GIVEN REQUEST:
The listing below should be written out exactly; please include all of it.

[Recorded data]
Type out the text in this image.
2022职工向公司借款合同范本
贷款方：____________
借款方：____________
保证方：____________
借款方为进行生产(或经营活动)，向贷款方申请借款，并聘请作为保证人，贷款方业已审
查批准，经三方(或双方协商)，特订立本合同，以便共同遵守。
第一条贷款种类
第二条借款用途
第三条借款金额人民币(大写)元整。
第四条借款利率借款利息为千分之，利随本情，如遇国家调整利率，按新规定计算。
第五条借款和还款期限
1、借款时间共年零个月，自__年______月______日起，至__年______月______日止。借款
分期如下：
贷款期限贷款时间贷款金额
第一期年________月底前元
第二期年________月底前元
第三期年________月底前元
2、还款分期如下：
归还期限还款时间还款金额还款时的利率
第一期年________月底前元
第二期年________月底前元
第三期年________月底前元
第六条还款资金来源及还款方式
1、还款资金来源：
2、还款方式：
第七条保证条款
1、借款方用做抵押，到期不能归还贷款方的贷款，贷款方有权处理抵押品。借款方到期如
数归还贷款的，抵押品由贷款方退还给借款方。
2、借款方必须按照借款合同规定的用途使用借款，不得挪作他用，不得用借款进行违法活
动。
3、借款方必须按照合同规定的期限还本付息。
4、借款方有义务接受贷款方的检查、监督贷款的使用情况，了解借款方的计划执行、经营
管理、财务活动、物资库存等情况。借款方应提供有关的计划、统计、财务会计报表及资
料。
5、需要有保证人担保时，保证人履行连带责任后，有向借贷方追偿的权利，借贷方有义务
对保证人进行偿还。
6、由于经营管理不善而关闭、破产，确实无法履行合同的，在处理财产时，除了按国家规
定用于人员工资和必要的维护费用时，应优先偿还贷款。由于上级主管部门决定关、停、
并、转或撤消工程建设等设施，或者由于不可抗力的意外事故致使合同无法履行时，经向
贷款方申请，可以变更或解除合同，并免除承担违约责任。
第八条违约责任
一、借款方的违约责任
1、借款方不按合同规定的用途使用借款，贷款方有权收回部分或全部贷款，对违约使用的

EXERCISE ANSWER:
Type out the text in this image.
2022职工向公司借款合同范本
贷款方：____________
借款方：____________
保证方：____________
借款方为进行生产(或经营活动)，向贷款方申请借款，并聘请作为保证人，贷款方业已审
查批准，经三方(或双方协商)，特订立本合同，以便共同遵守。
第一条贷款种类
第二条借款用途
第三条借款金额人民币(大写)元整。
第四条借款利率借款利息为千分之，利随本情，如遇国家调整利率，按新规定计算。
第五条借款和还款期限
1、借款时间共年零个月，自__年______月______日起，至__年______月______日止。借款
分期如下：
贷款期限贷款时间贷款金额
第一期年________月底前元
第二期年________月底前元
第三期年________月底前元
2、还款分期如下：
归还期限还款时间还款金额还款时的利率
第一期年________月底前元
第二期年________月底前元
第三期年________月底前元
第六条还款资金来源及还款方式
1、还款资金来源：
2、还款方式：
第七条保证条款
1、借款方用做抵押，到期不能归还贷款方的贷款，贷款方有权处理抵押品。借款方到期如
数归还贷款的，抵押品由贷款方退还给借款方。
2、借款方必须按照借款合同规定的用途使用借款，不得挪作他用，不得用借款进行违法活
动。
3、借款方必须按照合同规定的期限还本付息。
4、借款方有义务接受贷款方的检查、监督贷款的使用情况，了解借款方的计划执行、经营
管理、财务活动、物资库存等情况。借款方应提供有关的计划、统计、财务会计报表及资
料。
5、需要有保证人担保时，保证人履行连带责任后，有向借贷方追偿的权利，借贷方有义务
对保证人进行偿还。
6、由于经营管理不善而关闭、破产，确实无法履行合同的，在处理财产时，除了按国家规
定用于人员工资和必要的维护费用时，应优先偿还贷款。由于上级主管部门决定关、停、
并、转或撤消工程建设等设施，或者由于不可抗力的意外事故致使合同无法履行时，经向
贷款方申请，可以变更或解除合同，并免除承担违约责任。
第八条违约责任
一、借款方的违约责任
1、借款方不按合同规定的用途使用借款，贷款方有权收回部分或全部贷款，对违约使用的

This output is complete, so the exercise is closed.